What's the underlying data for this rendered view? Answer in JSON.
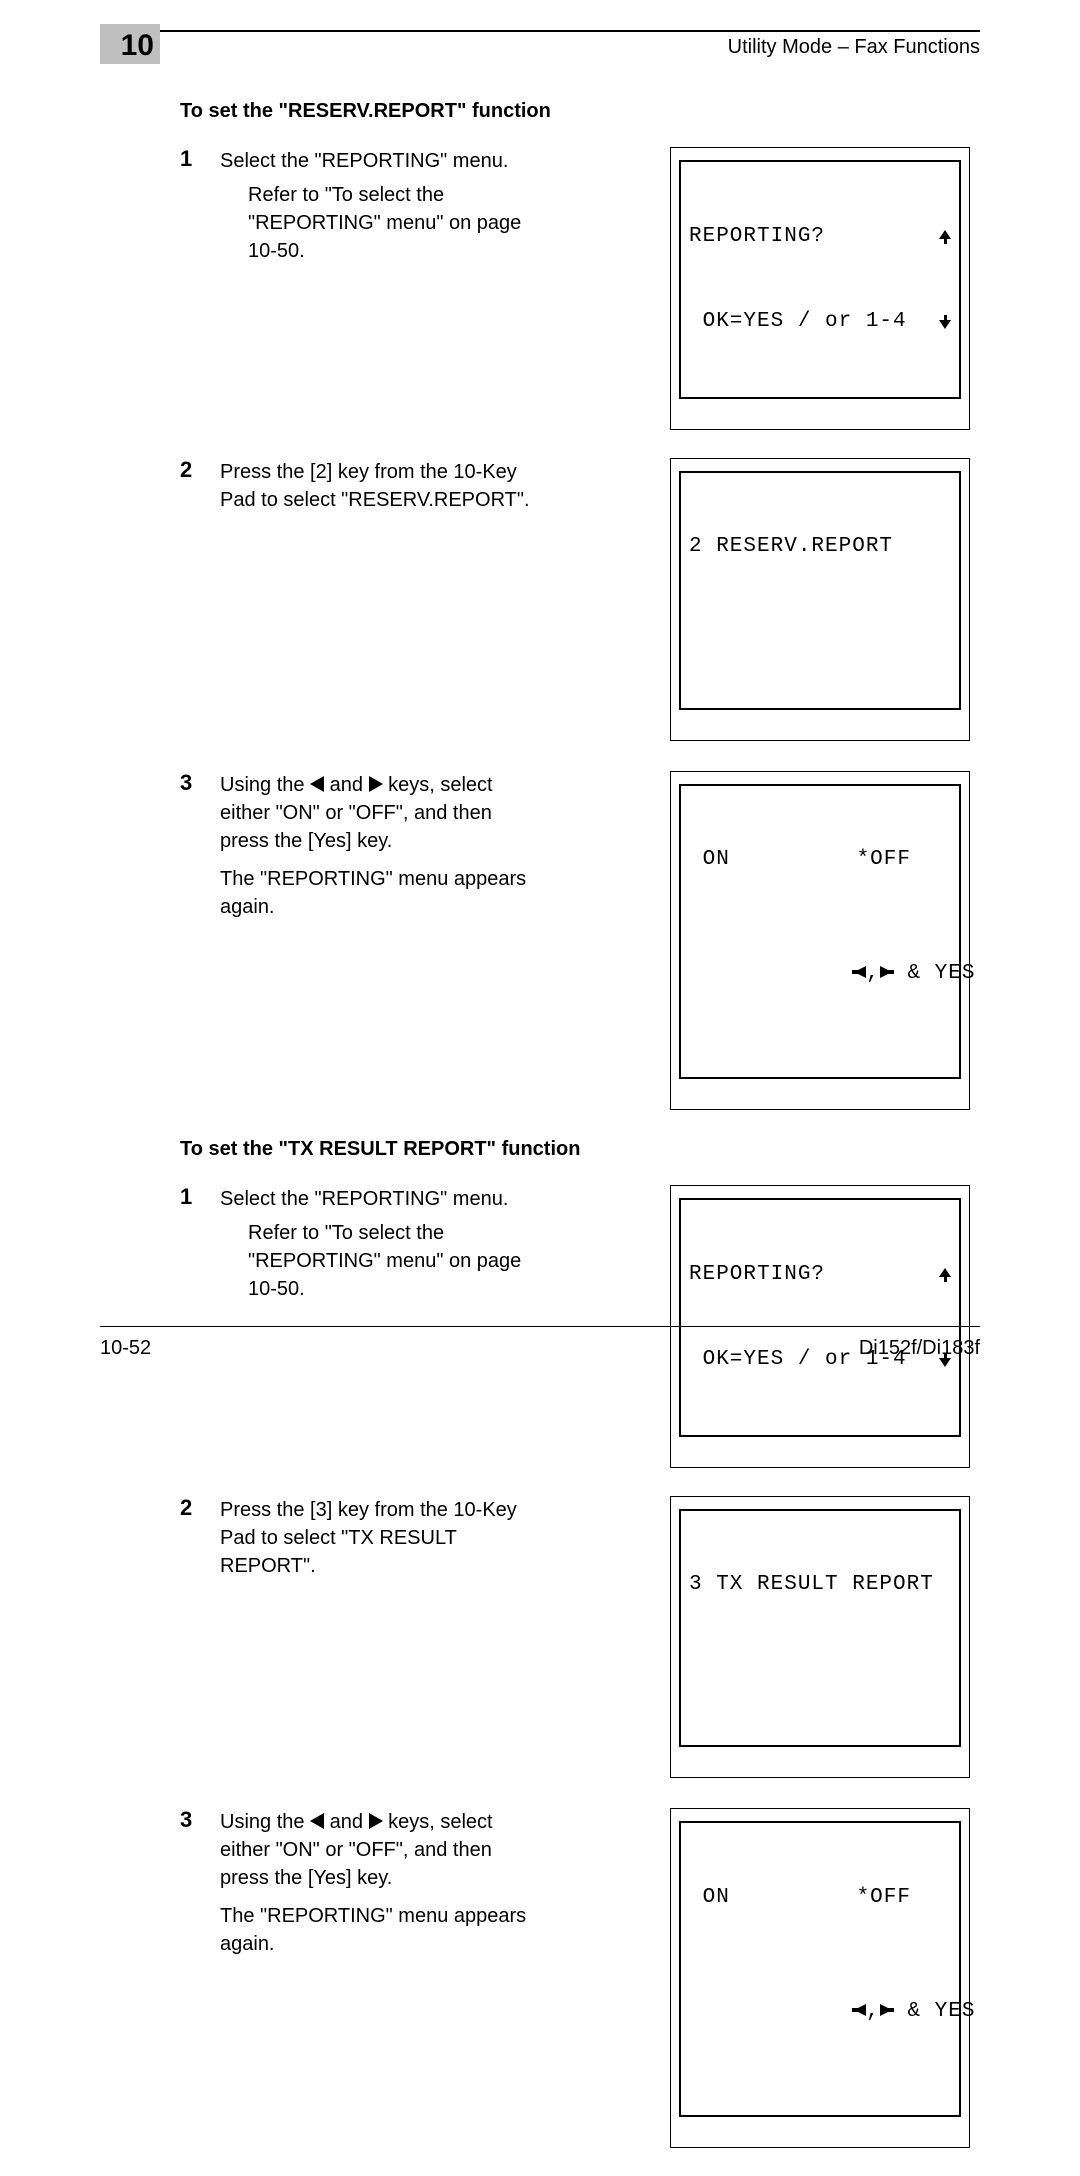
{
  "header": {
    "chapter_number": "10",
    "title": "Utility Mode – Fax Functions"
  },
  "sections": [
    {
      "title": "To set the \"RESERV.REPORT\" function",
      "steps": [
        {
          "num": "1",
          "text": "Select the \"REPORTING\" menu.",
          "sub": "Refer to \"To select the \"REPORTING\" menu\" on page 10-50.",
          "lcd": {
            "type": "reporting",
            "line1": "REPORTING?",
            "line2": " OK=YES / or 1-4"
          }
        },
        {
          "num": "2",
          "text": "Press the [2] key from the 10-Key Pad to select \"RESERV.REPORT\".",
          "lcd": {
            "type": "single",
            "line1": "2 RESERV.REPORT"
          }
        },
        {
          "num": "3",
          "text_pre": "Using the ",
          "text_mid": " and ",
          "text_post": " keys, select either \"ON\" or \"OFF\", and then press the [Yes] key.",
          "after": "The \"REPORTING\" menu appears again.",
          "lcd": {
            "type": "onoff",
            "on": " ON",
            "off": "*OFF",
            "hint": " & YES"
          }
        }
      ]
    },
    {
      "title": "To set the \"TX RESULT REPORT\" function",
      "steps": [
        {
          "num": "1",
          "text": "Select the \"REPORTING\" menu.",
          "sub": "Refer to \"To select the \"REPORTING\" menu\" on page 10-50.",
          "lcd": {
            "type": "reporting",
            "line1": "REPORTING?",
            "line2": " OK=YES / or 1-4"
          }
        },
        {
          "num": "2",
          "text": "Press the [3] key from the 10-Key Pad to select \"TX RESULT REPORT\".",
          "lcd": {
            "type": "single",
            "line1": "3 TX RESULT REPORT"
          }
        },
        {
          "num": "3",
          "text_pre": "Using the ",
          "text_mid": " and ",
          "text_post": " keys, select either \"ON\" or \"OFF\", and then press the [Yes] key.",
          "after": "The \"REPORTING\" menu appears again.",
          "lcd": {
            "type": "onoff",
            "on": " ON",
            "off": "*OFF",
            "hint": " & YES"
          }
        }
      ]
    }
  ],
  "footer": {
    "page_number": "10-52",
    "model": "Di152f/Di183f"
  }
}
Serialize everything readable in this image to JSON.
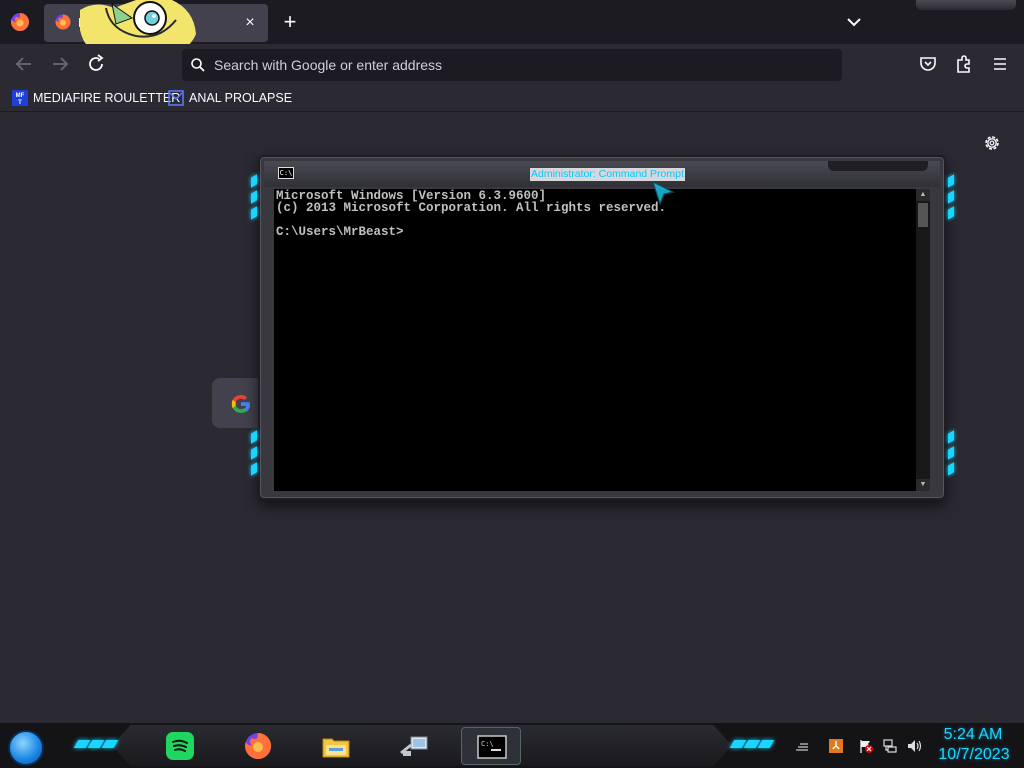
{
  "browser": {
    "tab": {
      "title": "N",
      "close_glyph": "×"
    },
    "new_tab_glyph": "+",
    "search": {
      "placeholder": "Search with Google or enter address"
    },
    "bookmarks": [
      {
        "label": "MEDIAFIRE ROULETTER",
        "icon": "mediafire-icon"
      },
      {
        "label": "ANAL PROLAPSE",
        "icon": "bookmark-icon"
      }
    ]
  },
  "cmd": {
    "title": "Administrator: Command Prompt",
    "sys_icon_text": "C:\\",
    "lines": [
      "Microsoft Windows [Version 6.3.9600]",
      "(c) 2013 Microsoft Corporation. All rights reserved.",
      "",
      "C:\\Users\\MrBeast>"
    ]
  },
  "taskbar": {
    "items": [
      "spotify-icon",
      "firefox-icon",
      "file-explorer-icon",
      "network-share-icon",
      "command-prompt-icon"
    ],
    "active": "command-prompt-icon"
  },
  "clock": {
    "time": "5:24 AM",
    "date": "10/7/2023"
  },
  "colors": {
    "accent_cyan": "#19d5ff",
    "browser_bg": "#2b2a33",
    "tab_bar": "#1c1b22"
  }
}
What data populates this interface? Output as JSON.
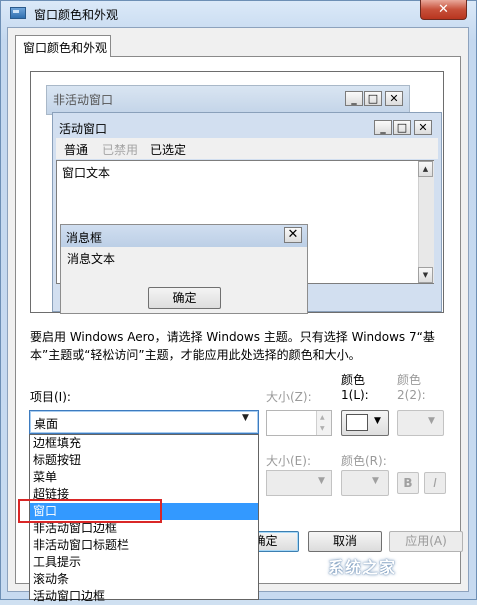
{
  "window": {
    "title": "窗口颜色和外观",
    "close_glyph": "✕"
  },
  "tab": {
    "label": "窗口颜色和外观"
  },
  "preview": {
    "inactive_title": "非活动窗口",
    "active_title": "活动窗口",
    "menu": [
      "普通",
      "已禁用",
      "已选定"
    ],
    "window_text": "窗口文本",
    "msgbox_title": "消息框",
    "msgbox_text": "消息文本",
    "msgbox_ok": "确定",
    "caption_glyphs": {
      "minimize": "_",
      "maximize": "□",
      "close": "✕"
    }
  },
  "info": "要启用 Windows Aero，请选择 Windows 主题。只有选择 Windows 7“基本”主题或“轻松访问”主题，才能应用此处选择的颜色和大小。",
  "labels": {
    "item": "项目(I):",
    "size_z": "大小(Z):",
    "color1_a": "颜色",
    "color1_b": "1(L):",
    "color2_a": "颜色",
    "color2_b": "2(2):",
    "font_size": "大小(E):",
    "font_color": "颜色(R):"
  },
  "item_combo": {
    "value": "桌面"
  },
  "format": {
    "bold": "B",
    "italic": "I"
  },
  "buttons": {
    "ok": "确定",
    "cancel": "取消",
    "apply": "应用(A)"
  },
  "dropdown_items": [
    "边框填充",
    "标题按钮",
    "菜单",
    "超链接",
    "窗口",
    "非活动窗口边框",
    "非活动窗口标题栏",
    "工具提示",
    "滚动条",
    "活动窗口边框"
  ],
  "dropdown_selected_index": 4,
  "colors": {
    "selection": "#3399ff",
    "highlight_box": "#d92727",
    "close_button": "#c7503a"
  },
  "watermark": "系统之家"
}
..........
What the task asks:
Copy out all the entries exactly. Images stay out of the copy.

Response to this task:
What's the underlying data for this rendered view? Answer in JSON.
{
  "header": {
    "chapter_number": "10",
    "title": "Utility Mode – Fax Functions"
  },
  "sections": [
    {
      "title": "To set the \"RESERV.REPORT\" function",
      "steps": [
        {
          "num": "1",
          "text": "Select the \"REPORTING\" menu.",
          "sub": "Refer to \"To select the \"REPORTING\" menu\" on page 10-50.",
          "lcd": {
            "type": "reporting",
            "line1": "REPORTING?",
            "line2": " OK=YES / or 1-4"
          }
        },
        {
          "num": "2",
          "text": "Press the [2] key from the 10-Key Pad to select \"RESERV.REPORT\".",
          "lcd": {
            "type": "single",
            "line1": "2 RESERV.REPORT"
          }
        },
        {
          "num": "3",
          "text_pre": "Using the ",
          "text_mid": " and ",
          "text_post": " keys, select either \"ON\" or \"OFF\", and then press the [Yes] key.",
          "after": "The \"REPORTING\" menu appears again.",
          "lcd": {
            "type": "onoff",
            "on": " ON",
            "off": "*OFF",
            "hint": " & YES"
          }
        }
      ]
    },
    {
      "title": "To set the \"TX RESULT REPORT\" function",
      "steps": [
        {
          "num": "1",
          "text": "Select the \"REPORTING\" menu.",
          "sub": "Refer to \"To select the \"REPORTING\" menu\" on page 10-50.",
          "lcd": {
            "type": "reporting",
            "line1": "REPORTING?",
            "line2": " OK=YES / or 1-4"
          }
        },
        {
          "num": "2",
          "text": "Press the [3] key from the 10-Key Pad to select \"TX RESULT REPORT\".",
          "lcd": {
            "type": "single",
            "line1": "3 TX RESULT REPORT"
          }
        },
        {
          "num": "3",
          "text_pre": "Using the ",
          "text_mid": " and ",
          "text_post": " keys, select either \"ON\" or \"OFF\", and then press the [Yes] key.",
          "after": "The \"REPORTING\" menu appears again.",
          "lcd": {
            "type": "onoff",
            "on": " ON",
            "off": "*OFF",
            "hint": " & YES"
          }
        }
      ]
    }
  ],
  "footer": {
    "page_number": "10-52",
    "model": "Di152f/Di183f"
  }
}
Serialize everything readable in this image to JSON.
{
  "browser": {
    "tab": {
      "title": "N",
      "close_glyph": "×"
    },
    "new_tab_glyph": "+",
    "search": {
      "placeholder": "Search with Google or enter address"
    },
    "bookmarks": [
      {
        "label": "MEDIAFIRE ROULETTER",
        "icon": "mediafire-icon"
      },
      {
        "label": "ANAL PROLAPSE",
        "icon": "bookmark-icon"
      }
    ]
  },
  "cmd": {
    "title": "Administrator: Command Prompt",
    "sys_icon_text": "C:\\",
    "lines": [
      "Microsoft Windows [Version 6.3.9600]",
      "(c) 2013 Microsoft Corporation. All rights reserved.",
      "",
      "C:\\Users\\MrBeast>"
    ]
  },
  "taskbar": {
    "items": [
      "spotify-icon",
      "firefox-icon",
      "file-explorer-icon",
      "network-share-icon",
      "command-prompt-icon"
    ],
    "active": "command-prompt-icon"
  },
  "clock": {
    "time": "5:24 AM",
    "date": "10/7/2023"
  },
  "colors": {
    "accent_cyan": "#19d5ff",
    "browser_bg": "#2b2a33",
    "tab_bar": "#1c1b22"
  }
}
What data populates this interface? Output as JSON.
{
  "window": {
    "title": "窗口颜色和外观",
    "close_glyph": "✕"
  },
  "tab": {
    "label": "窗口颜色和外观"
  },
  "preview": {
    "inactive_title": "非活动窗口",
    "active_title": "活动窗口",
    "menu": [
      "普通",
      "已禁用",
      "已选定"
    ],
    "window_text": "窗口文本",
    "msgbox_title": "消息框",
    "msgbox_text": "消息文本",
    "msgbox_ok": "确定",
    "caption_glyphs": {
      "minimize": "_",
      "maximize": "□",
      "close": "✕"
    }
  },
  "info": "要启用 Windows Aero，请选择 Windows 主题。只有选择 Windows 7“基本”主题或“轻松访问”主题，才能应用此处选择的颜色和大小。",
  "labels": {
    "item": "项目(I):",
    "size_z": "大小(Z):",
    "color1_a": "颜色",
    "color1_b": "1(L):",
    "color2_a": "颜色",
    "color2_b": "2(2):",
    "font_size": "大小(E):",
    "font_color": "颜色(R):"
  },
  "item_combo": {
    "value": "桌面"
  },
  "format": {
    "bold": "B",
    "italic": "I"
  },
  "buttons": {
    "ok": "确定",
    "cancel": "取消",
    "apply": "应用(A)"
  },
  "dropdown_items": [
    "边框填充",
    "标题按钮",
    "菜单",
    "超链接",
    "窗口",
    "非活动窗口边框",
    "非活动窗口标题栏",
    "工具提示",
    "滚动条",
    "活动窗口边框"
  ],
  "dropdown_selected_index": 4,
  "colors": {
    "selection": "#3399ff",
    "highlight_box": "#d92727",
    "close_button": "#c7503a"
  },
  "watermark": "系统之家"
}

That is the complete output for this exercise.